**STATED TASK**
Quote the records that follow in full and exactly; leave out the pictures.

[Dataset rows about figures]
☆ ☆ ☆ ☆ ☆
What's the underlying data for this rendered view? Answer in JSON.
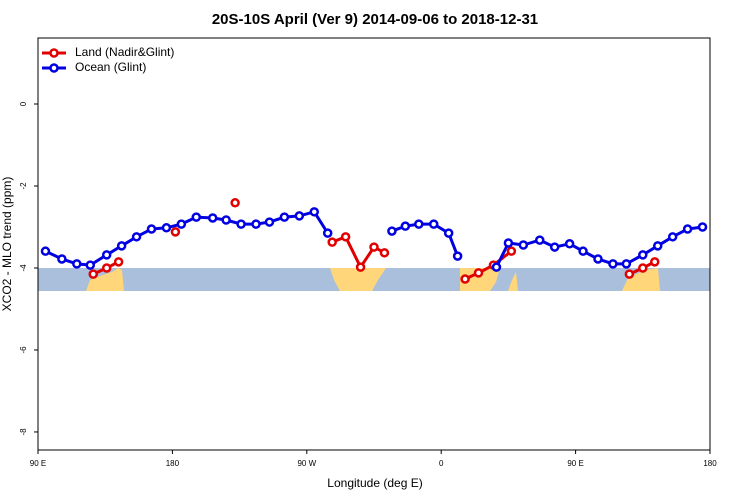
{
  "chart_data": {
    "type": "line",
    "title": "20S-10S April (Ver 9)   2014-09-06 to 2018-12-31",
    "xlabel": "Longitude (deg E)",
    "ylabel": "XCO2 - MLO trend (ppm)",
    "xlim": [
      90,
      540
    ],
    "ylim": [
      -8.44,
      1.61
    ],
    "xticks": [
      {
        "value": 90,
        "label": "90 E"
      },
      180,
      {
        "value": 270,
        "label": "90 W"
      },
      {
        "value": 360,
        "label": "0"
      },
      {
        "value": 450,
        "label": "90 E"
      },
      {
        "value": 540,
        "label": "180"
      }
    ],
    "yticks": [
      0,
      -2,
      -4,
      -6,
      -8
    ],
    "legend": "upper left",
    "series": [
      {
        "name": "Land (Nadir&Glint)",
        "color": "#e00000",
        "x": [
          127,
          136,
          144,
          160,
          182,
          200,
          222,
          250,
          287,
          296,
          306,
          315,
          322,
          350,
          376,
          385,
          395,
          407,
          450,
          486,
          495,
          503
        ],
        "values": [
          -4.15,
          -4.0,
          -3.85,
          null,
          -3.12,
          null,
          -2.41,
          null,
          -3.37,
          -3.24,
          -3.98,
          -3.49,
          -3.63,
          null,
          -4.27,
          -4.12,
          -3.93,
          -3.59,
          null,
          -4.15,
          -4.0,
          -3.85
        ]
      },
      {
        "name": "Ocean (Glint)",
        "color": "#0000e0",
        "x": [
          95,
          106,
          116,
          125,
          136,
          146,
          156,
          166,
          176,
          186,
          196,
          207,
          216,
          226,
          236,
          245,
          255,
          265,
          275,
          284,
          300,
          327,
          336,
          345,
          355,
          365,
          371,
          385,
          397,
          405,
          415,
          426,
          436,
          446,
          455,
          465,
          475,
          484,
          495,
          505,
          515,
          525,
          535
        ],
        "values": [
          -3.59,
          -3.78,
          -3.9,
          -3.93,
          -3.68,
          -3.46,
          -3.24,
          -3.05,
          -3.02,
          -2.93,
          -2.76,
          -2.78,
          -2.83,
          -2.93,
          -2.93,
          -2.88,
          -2.76,
          -2.73,
          -2.63,
          -3.15,
          null,
          -3.1,
          -2.98,
          -2.93,
          -2.93,
          -3.15,
          -3.71,
          null,
          -3.98,
          -3.39,
          -3.44,
          -3.32,
          -3.49,
          -3.41,
          -3.59,
          -3.78,
          -3.9,
          -3.9,
          -3.68,
          -3.46,
          -3.24,
          -3.05,
          -3.0
        ]
      }
    ]
  }
}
☆ ☆ ☆ ☆ ☆
**ANSWER BELOW**
What's the underlying data for this rendered view? Answer in JSON.
{
  "chart_data": {
    "type": "line",
    "title": "20S-10S April (Ver 9)   2014-09-06 to 2018-12-31",
    "xlabel": "Longitude (deg E)",
    "ylabel": "XCO2 - MLO trend (ppm)",
    "xlim": [
      90,
      540
    ],
    "ylim": [
      -8.44,
      1.61
    ],
    "xticks": [
      {
        "value": 90,
        "label": "90 E"
      },
      180,
      {
        "value": 270,
        "label": "90 W"
      },
      {
        "value": 360,
        "label": "0"
      },
      {
        "value": 450,
        "label": "90 E"
      },
      {
        "value": 540,
        "label": "180"
      }
    ],
    "yticks": [
      0,
      -2,
      -4,
      -6,
      -8
    ],
    "legend": "upper left",
    "series": [
      {
        "name": "Land (Nadir&Glint)",
        "color": "#e00000",
        "x": [
          127,
          136,
          144,
          160,
          182,
          200,
          222,
          250,
          287,
          296,
          306,
          315,
          322,
          350,
          376,
          385,
          395,
          407,
          450,
          486,
          495,
          503
        ],
        "values": [
          -4.15,
          -4.0,
          -3.85,
          null,
          -3.12,
          null,
          -2.41,
          null,
          -3.37,
          -3.24,
          -3.98,
          -3.49,
          -3.63,
          null,
          -4.27,
          -4.12,
          -3.93,
          -3.59,
          null,
          -4.15,
          -4.0,
          -3.85
        ]
      },
      {
        "name": "Ocean (Glint)",
        "color": "#0000e0",
        "x": [
          95,
          106,
          116,
          125,
          136,
          146,
          156,
          166,
          176,
          186,
          196,
          207,
          216,
          226,
          236,
          245,
          255,
          265,
          275,
          284,
          300,
          327,
          336,
          345,
          355,
          365,
          371,
          385,
          397,
          405,
          415,
          426,
          436,
          446,
          455,
          465,
          475,
          484,
          495,
          505,
          515,
          525,
          535
        ],
        "values": [
          -3.59,
          -3.78,
          -3.9,
          -3.93,
          -3.68,
          -3.46,
          -3.24,
          -3.05,
          -3.02,
          -2.93,
          -2.76,
          -2.78,
          -2.83,
          -2.93,
          -2.93,
          -2.88,
          -2.76,
          -2.73,
          -2.63,
          -3.15,
          null,
          -3.1,
          -2.98,
          -2.93,
          -2.93,
          -3.15,
          -3.71,
          null,
          -3.98,
          -3.39,
          -3.44,
          -3.32,
          -3.49,
          -3.41,
          -3.59,
          -3.78,
          -3.9,
          -3.9,
          -3.68,
          -3.46,
          -3.24,
          -3.05,
          -3.0
        ]
      }
    ]
  }
}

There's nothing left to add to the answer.